--- Information given ---
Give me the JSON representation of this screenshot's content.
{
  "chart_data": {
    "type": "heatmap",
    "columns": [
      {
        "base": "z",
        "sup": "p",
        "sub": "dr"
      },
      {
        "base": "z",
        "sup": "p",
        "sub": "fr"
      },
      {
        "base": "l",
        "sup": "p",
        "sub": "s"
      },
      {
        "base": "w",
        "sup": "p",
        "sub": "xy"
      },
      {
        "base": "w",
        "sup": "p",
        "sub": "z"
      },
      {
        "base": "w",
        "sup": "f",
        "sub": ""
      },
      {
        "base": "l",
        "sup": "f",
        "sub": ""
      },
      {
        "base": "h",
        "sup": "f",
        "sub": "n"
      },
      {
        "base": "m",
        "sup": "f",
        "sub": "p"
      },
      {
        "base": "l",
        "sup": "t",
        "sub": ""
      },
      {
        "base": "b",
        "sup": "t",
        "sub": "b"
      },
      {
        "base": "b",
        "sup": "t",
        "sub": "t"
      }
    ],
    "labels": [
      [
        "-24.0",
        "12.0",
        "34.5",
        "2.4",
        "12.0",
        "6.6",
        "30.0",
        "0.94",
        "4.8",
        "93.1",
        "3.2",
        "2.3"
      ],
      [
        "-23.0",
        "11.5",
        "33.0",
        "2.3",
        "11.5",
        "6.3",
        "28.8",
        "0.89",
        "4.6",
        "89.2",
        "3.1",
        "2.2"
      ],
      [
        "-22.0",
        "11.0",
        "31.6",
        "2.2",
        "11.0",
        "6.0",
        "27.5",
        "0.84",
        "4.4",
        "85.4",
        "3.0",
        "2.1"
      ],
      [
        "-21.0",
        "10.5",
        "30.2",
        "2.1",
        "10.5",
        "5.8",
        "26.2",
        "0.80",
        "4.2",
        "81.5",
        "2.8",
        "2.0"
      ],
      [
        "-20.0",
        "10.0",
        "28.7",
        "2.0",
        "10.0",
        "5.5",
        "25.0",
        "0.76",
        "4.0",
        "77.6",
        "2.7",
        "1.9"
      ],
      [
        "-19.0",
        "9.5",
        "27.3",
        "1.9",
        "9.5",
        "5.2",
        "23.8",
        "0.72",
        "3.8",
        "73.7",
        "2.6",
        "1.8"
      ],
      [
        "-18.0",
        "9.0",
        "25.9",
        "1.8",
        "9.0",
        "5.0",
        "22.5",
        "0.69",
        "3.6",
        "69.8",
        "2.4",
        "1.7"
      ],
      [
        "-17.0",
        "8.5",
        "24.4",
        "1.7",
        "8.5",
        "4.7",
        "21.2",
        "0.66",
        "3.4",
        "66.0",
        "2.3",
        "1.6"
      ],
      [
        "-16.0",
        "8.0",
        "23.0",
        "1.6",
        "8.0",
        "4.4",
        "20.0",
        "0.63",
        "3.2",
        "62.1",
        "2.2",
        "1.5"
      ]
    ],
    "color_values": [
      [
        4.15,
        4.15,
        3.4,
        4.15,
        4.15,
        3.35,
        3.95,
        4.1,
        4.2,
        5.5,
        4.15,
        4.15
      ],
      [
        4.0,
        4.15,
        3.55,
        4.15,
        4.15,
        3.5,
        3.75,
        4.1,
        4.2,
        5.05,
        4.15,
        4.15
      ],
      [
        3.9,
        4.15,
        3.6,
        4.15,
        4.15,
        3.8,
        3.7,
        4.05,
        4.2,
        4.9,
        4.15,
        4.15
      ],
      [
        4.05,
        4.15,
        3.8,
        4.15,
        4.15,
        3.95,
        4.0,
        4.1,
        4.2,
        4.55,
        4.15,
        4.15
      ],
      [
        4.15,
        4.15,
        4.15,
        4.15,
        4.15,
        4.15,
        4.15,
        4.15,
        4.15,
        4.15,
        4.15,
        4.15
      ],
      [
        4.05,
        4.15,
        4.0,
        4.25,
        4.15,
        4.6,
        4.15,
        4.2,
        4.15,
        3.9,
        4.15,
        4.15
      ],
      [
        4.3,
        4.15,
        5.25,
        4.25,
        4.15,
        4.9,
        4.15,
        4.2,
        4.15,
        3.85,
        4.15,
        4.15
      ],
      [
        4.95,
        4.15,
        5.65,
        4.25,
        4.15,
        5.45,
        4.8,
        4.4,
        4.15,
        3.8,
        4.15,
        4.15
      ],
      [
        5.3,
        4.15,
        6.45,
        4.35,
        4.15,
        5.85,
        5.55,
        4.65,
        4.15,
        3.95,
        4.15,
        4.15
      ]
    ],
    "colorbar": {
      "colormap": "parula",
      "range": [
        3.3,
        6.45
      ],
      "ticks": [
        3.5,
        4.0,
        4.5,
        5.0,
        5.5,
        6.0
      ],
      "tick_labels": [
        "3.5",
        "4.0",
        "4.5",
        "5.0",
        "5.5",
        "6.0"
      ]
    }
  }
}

--- What to do ---
Give the listing above again, word for word.

--- Final result ---
Give me the JSON representation of this screenshot's content.
{
  "chart_data": {
    "type": "heatmap",
    "columns": [
      {
        "base": "z",
        "sup": "p",
        "sub": "dr"
      },
      {
        "base": "z",
        "sup": "p",
        "sub": "fr"
      },
      {
        "base": "l",
        "sup": "p",
        "sub": "s"
      },
      {
        "base": "w",
        "sup": "p",
        "sub": "xy"
      },
      {
        "base": "w",
        "sup": "p",
        "sub": "z"
      },
      {
        "base": "w",
        "sup": "f",
        "sub": ""
      },
      {
        "base": "l",
        "sup": "f",
        "sub": ""
      },
      {
        "base": "h",
        "sup": "f",
        "sub": "n"
      },
      {
        "base": "m",
        "sup": "f",
        "sub": "p"
      },
      {
        "base": "l",
        "sup": "t",
        "sub": ""
      },
      {
        "base": "b",
        "sup": "t",
        "sub": "b"
      },
      {
        "base": "b",
        "sup": "t",
        "sub": "t"
      }
    ],
    "labels": [
      [
        "-24.0",
        "12.0",
        "34.5",
        "2.4",
        "12.0",
        "6.6",
        "30.0",
        "0.94",
        "4.8",
        "93.1",
        "3.2",
        "2.3"
      ],
      [
        "-23.0",
        "11.5",
        "33.0",
        "2.3",
        "11.5",
        "6.3",
        "28.8",
        "0.89",
        "4.6",
        "89.2",
        "3.1",
        "2.2"
      ],
      [
        "-22.0",
        "11.0",
        "31.6",
        "2.2",
        "11.0",
        "6.0",
        "27.5",
        "0.84",
        "4.4",
        "85.4",
        "3.0",
        "2.1"
      ],
      [
        "-21.0",
        "10.5",
        "30.2",
        "2.1",
        "10.5",
        "5.8",
        "26.2",
        "0.80",
        "4.2",
        "81.5",
        "2.8",
        "2.0"
      ],
      [
        "-20.0",
        "10.0",
        "28.7",
        "2.0",
        "10.0",
        "5.5",
        "25.0",
        "0.76",
        "4.0",
        "77.6",
        "2.7",
        "1.9"
      ],
      [
        "-19.0",
        "9.5",
        "27.3",
        "1.9",
        "9.5",
        "5.2",
        "23.8",
        "0.72",
        "3.8",
        "73.7",
        "2.6",
        "1.8"
      ],
      [
        "-18.0",
        "9.0",
        "25.9",
        "1.8",
        "9.0",
        "5.0",
        "22.5",
        "0.69",
        "3.6",
        "69.8",
        "2.4",
        "1.7"
      ],
      [
        "-17.0",
        "8.5",
        "24.4",
        "1.7",
        "8.5",
        "4.7",
        "21.2",
        "0.66",
        "3.4",
        "66.0",
        "2.3",
        "1.6"
      ],
      [
        "-16.0",
        "8.0",
        "23.0",
        "1.6",
        "8.0",
        "4.4",
        "20.0",
        "0.63",
        "3.2",
        "62.1",
        "2.2",
        "1.5"
      ]
    ],
    "color_values": [
      [
        4.15,
        4.15,
        3.4,
        4.15,
        4.15,
        3.35,
        3.95,
        4.1,
        4.2,
        5.5,
        4.15,
        4.15
      ],
      [
        4.0,
        4.15,
        3.55,
        4.15,
        4.15,
        3.5,
        3.75,
        4.1,
        4.2,
        5.05,
        4.15,
        4.15
      ],
      [
        3.9,
        4.15,
        3.6,
        4.15,
        4.15,
        3.8,
        3.7,
        4.05,
        4.2,
        4.9,
        4.15,
        4.15
      ],
      [
        4.05,
        4.15,
        3.8,
        4.15,
        4.15,
        3.95,
        4.0,
        4.1,
        4.2,
        4.55,
        4.15,
        4.15
      ],
      [
        4.15,
        4.15,
        4.15,
        4.15,
        4.15,
        4.15,
        4.15,
        4.15,
        4.15,
        4.15,
        4.15,
        4.15
      ],
      [
        4.05,
        4.15,
        4.0,
        4.25,
        4.15,
        4.6,
        4.15,
        4.2,
        4.15,
        3.9,
        4.15,
        4.15
      ],
      [
        4.3,
        4.15,
        5.25,
        4.25,
        4.15,
        4.9,
        4.15,
        4.2,
        4.15,
        3.85,
        4.15,
        4.15
      ],
      [
        4.95,
        4.15,
        5.65,
        4.25,
        4.15,
        5.45,
        4.8,
        4.4,
        4.15,
        3.8,
        4.15,
        4.15
      ],
      [
        5.3,
        4.15,
        6.45,
        4.35,
        4.15,
        5.85,
        5.55,
        4.65,
        4.15,
        3.95,
        4.15,
        4.15
      ]
    ],
    "colorbar": {
      "colormap": "parula",
      "range": [
        3.3,
        6.45
      ],
      "ticks": [
        3.5,
        4.0,
        4.5,
        5.0,
        5.5,
        6.0
      ],
      "tick_labels": [
        "3.5",
        "4.0",
        "4.5",
        "5.0",
        "5.5",
        "6.0"
      ]
    }
  }
}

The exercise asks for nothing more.